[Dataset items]
***

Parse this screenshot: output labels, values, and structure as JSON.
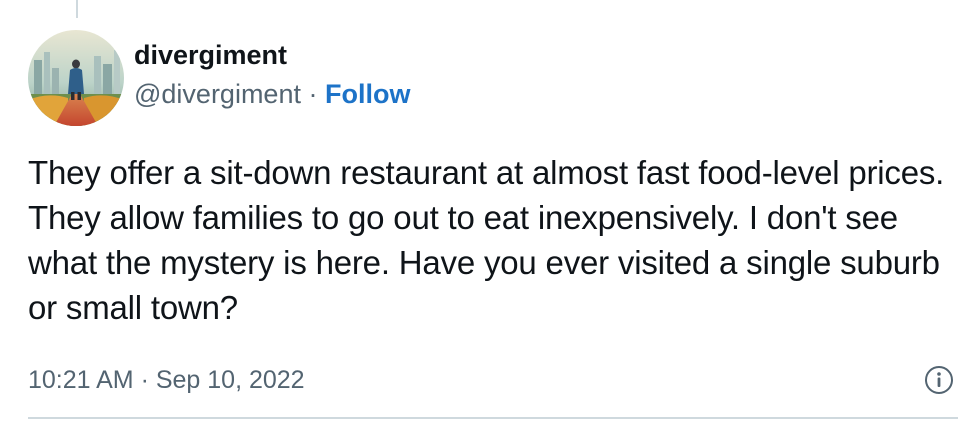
{
  "user": {
    "display_name": "divergiment",
    "handle": "@divergiment",
    "separator": " · ",
    "follow_label": "Follow"
  },
  "tweet": {
    "text": "They offer a sit-down restaurant at almost fast food-level prices. They allow families to go out to eat inexpensively. I don't see what the mystery is here. Have you ever visited a single suburb or small town?",
    "timestamp": "10:21 AM · Sep 10, 2022"
  },
  "icons": {
    "info": "info-icon",
    "avatar": "avatar"
  },
  "colors": {
    "follow": "#1d73c8",
    "secondary_text": "#536471",
    "divider": "#cfd9de"
  }
}
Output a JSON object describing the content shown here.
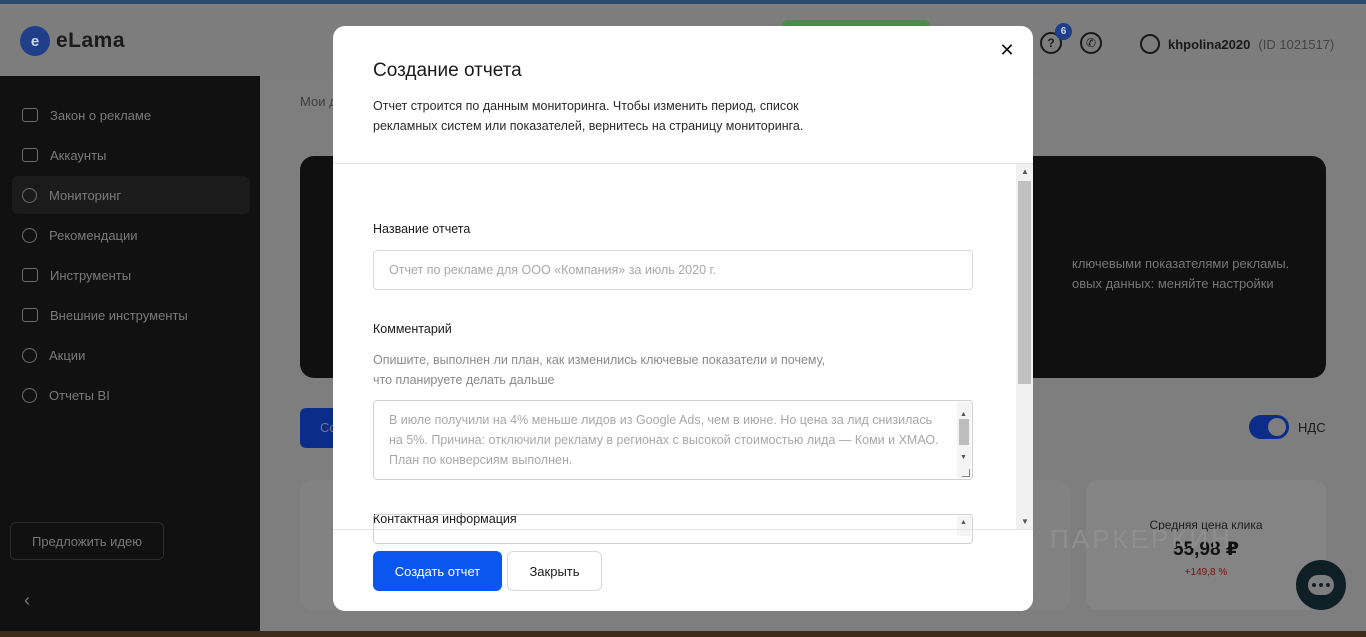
{
  "app": {
    "logo_mark": "e",
    "logo_text": "eLama",
    "help_badge": "6",
    "user_name": "khpolina2020",
    "user_id": "(ID 1021517)"
  },
  "sidebar": {
    "items": [
      {
        "label": "Закон о рекламе",
        "icon": "id-card-icon"
      },
      {
        "label": "Аккаунты",
        "icon": "book-icon"
      },
      {
        "label": "Мониторинг",
        "icon": "clock-icon",
        "active": true
      },
      {
        "label": "Рекомендации",
        "icon": "check-circle-icon"
      },
      {
        "label": "Инструменты",
        "icon": "magic-wand-icon"
      },
      {
        "label": "Внешние инструменты",
        "icon": "external-icon"
      },
      {
        "label": "Акции",
        "icon": "fire-icon"
      },
      {
        "label": "Отчеты BI",
        "icon": "globe-icon"
      }
    ],
    "idea_button": "Предложить идею",
    "collapse": "‹"
  },
  "main": {
    "breadcrumb": "Мои д",
    "promo_line1": "ключевыми показателями рекламы.",
    "promo_line2": "овых данных: меняйте настройки",
    "blue_button_fragment": "Со",
    "vat_label": "НДС",
    "kpi_label": "Средняя цена клика",
    "kpi_value": "55,98 ₽",
    "kpi_delta": "+149,8 %",
    "watermark": "ПАРКЕРКИН"
  },
  "modal": {
    "title": "Создание отчета",
    "description": "Отчет строится по данным мониторинга. Чтобы изменить период, список рекламных систем или показателей, вернитесь на страницу мониторинга.",
    "close_symbol": "✕",
    "report_name_label": "Название отчета",
    "report_name_placeholder": "Отчет по рекламе для ООО «Компания» за июль 2020 г.",
    "report_name_value": "",
    "comment_label": "Комментарий",
    "comment_hint": "Опишите, выполнен ли план, как изменились ключевые показатели и почему, что планируете делать дальше",
    "comment_placeholder": "В июле получили на 4% меньше лидов из Google Ads, чем в июне. Но цена за лид снизилась на 5%. Причина: отключили рекламу в регионах с высокой стоимостью лида — Коми и ХМАО. План по конверсиям выполнен.",
    "contact_label": "Контактная информация",
    "create_button": "Создать отчет",
    "close_button": "Закрыть"
  },
  "colors": {
    "primary": "#0a57f0",
    "overlay": "#7e7e7e",
    "sidebar": "#111111",
    "kpi_delta": "#c0392b"
  }
}
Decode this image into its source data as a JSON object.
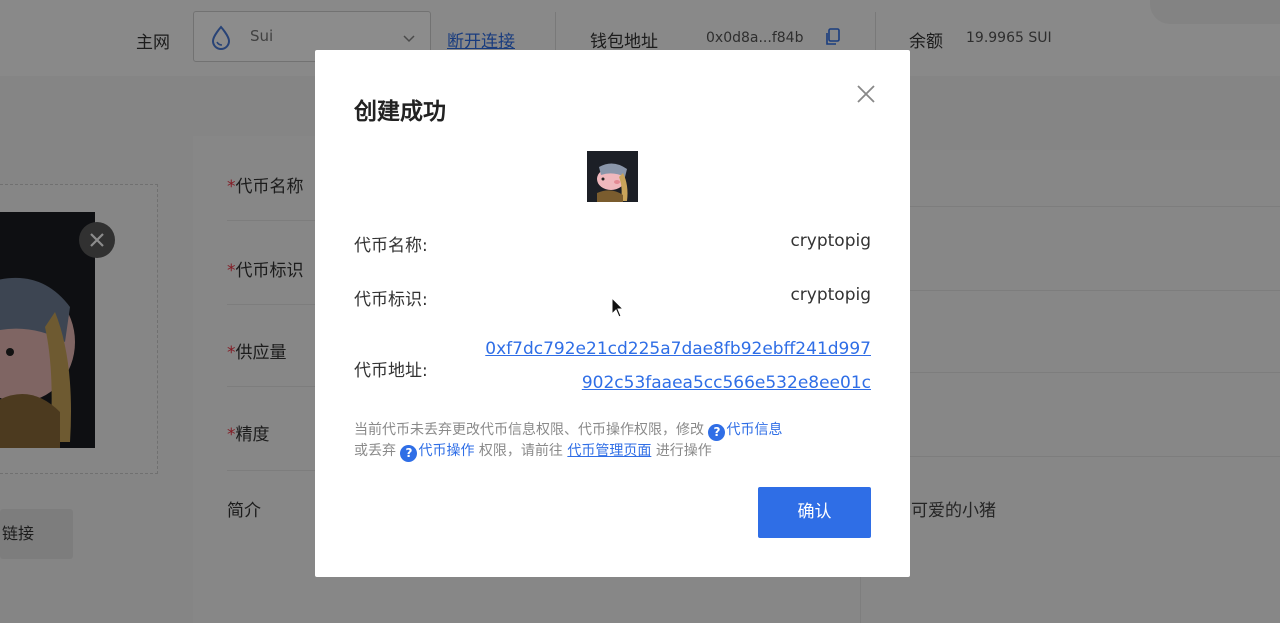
{
  "header": {
    "network_label": "主网",
    "network_value": "Sui",
    "disconnect_label": "断开连接",
    "wallet_label": "钱包地址",
    "wallet_address": "0x0d8a...f84b",
    "balance_label": "余额",
    "balance_value": "19.9965 SUI"
  },
  "form": {
    "token_name_label": "代币名称",
    "token_symbol_label": "代币标识",
    "supply_label": "供应量",
    "precision_label": "精度",
    "intro_label": "简介",
    "intro_value": "可爱的小猪",
    "link_button": "链接",
    "required_mark": "*"
  },
  "modal": {
    "title": "创建成功",
    "name_label": "代币名称:",
    "name_value": "cryptopig",
    "symbol_label": "代币标识:",
    "symbol_value": "cryptopig",
    "address_label": "代币地址:",
    "address_line1": "0xf7dc792e21cd225a7dae8fb92ebff241d997",
    "address_line2": "902c53faaea5cc566e532e8ee01c",
    "notice_part1": "当前代币未丢弃更改代币信息权限、代币操作权限，修改",
    "notice_link_info": "代币信息",
    "notice_part2": "或丢弃",
    "notice_link_ops": "代币操作",
    "notice_part3": "权限，请前往",
    "notice_link_manage": "代币管理页面",
    "notice_part4": "进行操作",
    "help_glyph": "?",
    "confirm_label": "确认"
  },
  "colors": {
    "accent": "#2f6ee6",
    "required": "#e34"
  }
}
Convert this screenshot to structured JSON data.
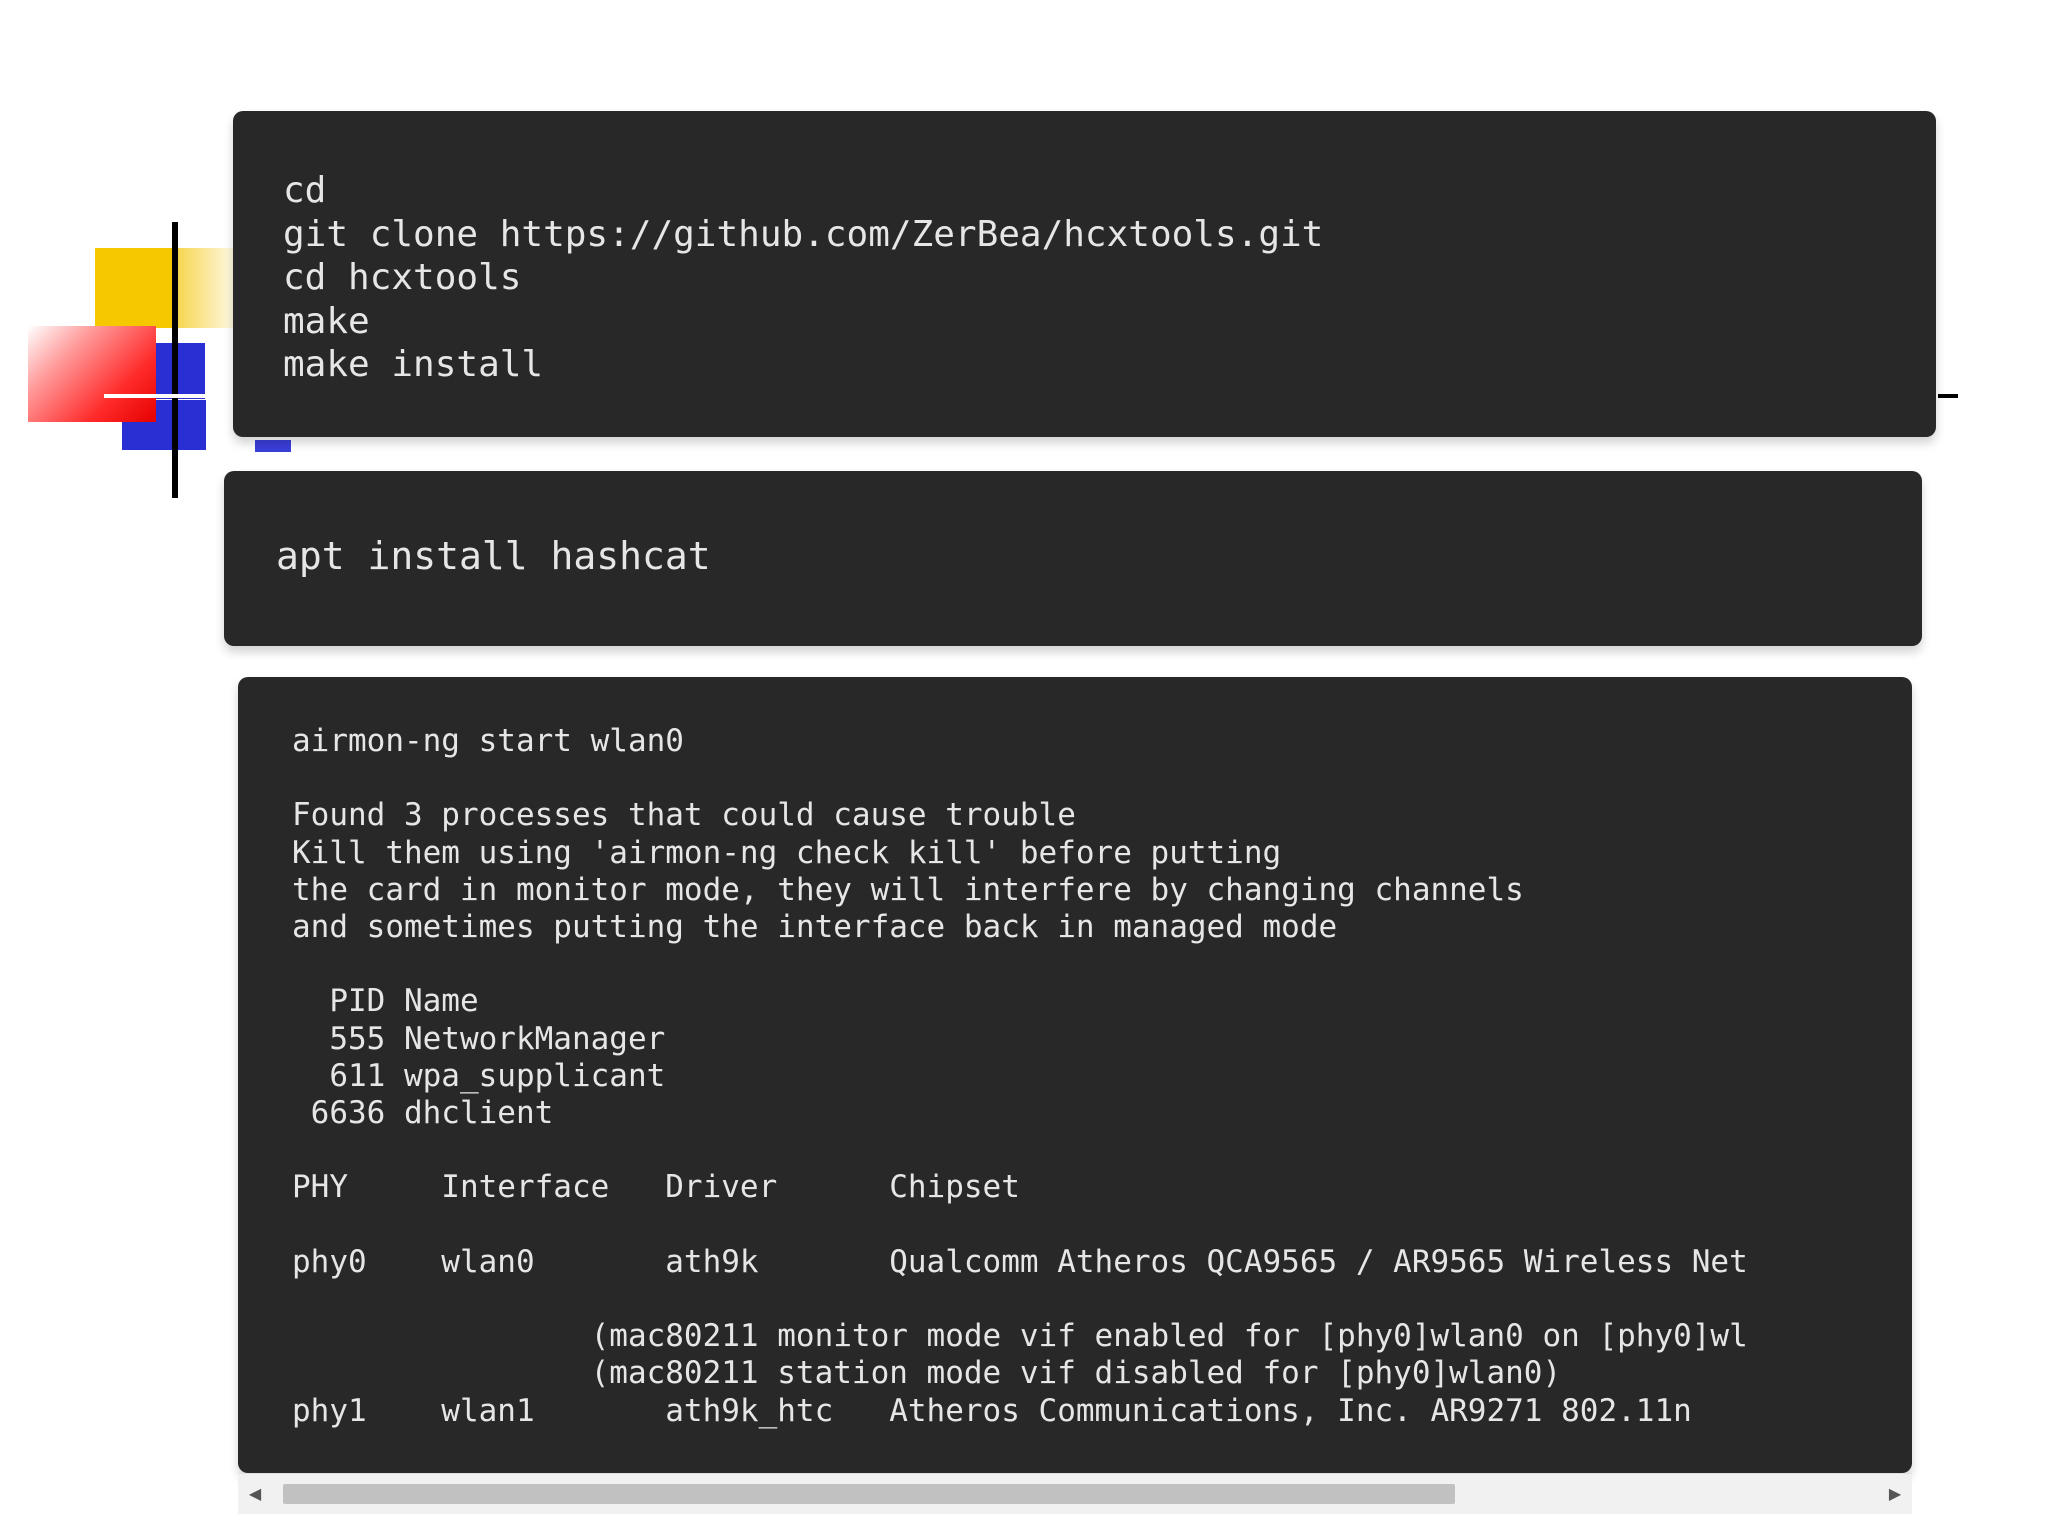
{
  "install_hcxtools": {
    "lines": [
      "cd",
      "git clone https://github.com/ZerBea/hcxtools.git",
      "cd hcxtools",
      "make",
      "make install"
    ]
  },
  "install_hashcat": {
    "lines": [
      "apt install hashcat"
    ]
  },
  "airmon_output": {
    "lines": [
      "airmon-ng start wlan0",
      "",
      "Found 3 processes that could cause trouble",
      "Kill them using 'airmon-ng check kill' before putting",
      "the card in monitor mode, they will interfere by changing channels",
      "and sometimes putting the interface back in managed mode",
      "",
      "  PID Name",
      "  555 NetworkManager",
      "  611 wpa_supplicant",
      " 6636 dhclient",
      "",
      "PHY     Interface   Driver      Chipset",
      "",
      "phy0    wlan0       ath9k       Qualcomm Atheros QCA9565 / AR9565 Wireless Net",
      "",
      "                (mac80211 monitor mode vif enabled for [phy0]wlan0 on [phy0]wl",
      "                (mac80211 station mode vif disabled for [phy0]wlan0)",
      "phy1    wlan1       ath9k_htc   Atheros Communications, Inc. AR9271 802.11n"
    ]
  },
  "scrollbar": {
    "left_arrow": "◀",
    "right_arrow": "▶",
    "thumb_fraction": 0.74
  },
  "colors": {
    "code_background": "#282828",
    "code_text": "#e6e6e6",
    "accent_yellow": "#f6c800",
    "accent_blue": "#2a2fd3",
    "accent_red": "#e60000"
  }
}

***

◆ **WHAT IS REQUIRED**:
Check each line of the entries above for the word "代币名称". List the ones that have it.

◆ **RESPONSE**:
    "token_name_label": "代币名称",
    "name_label": "代币名称:",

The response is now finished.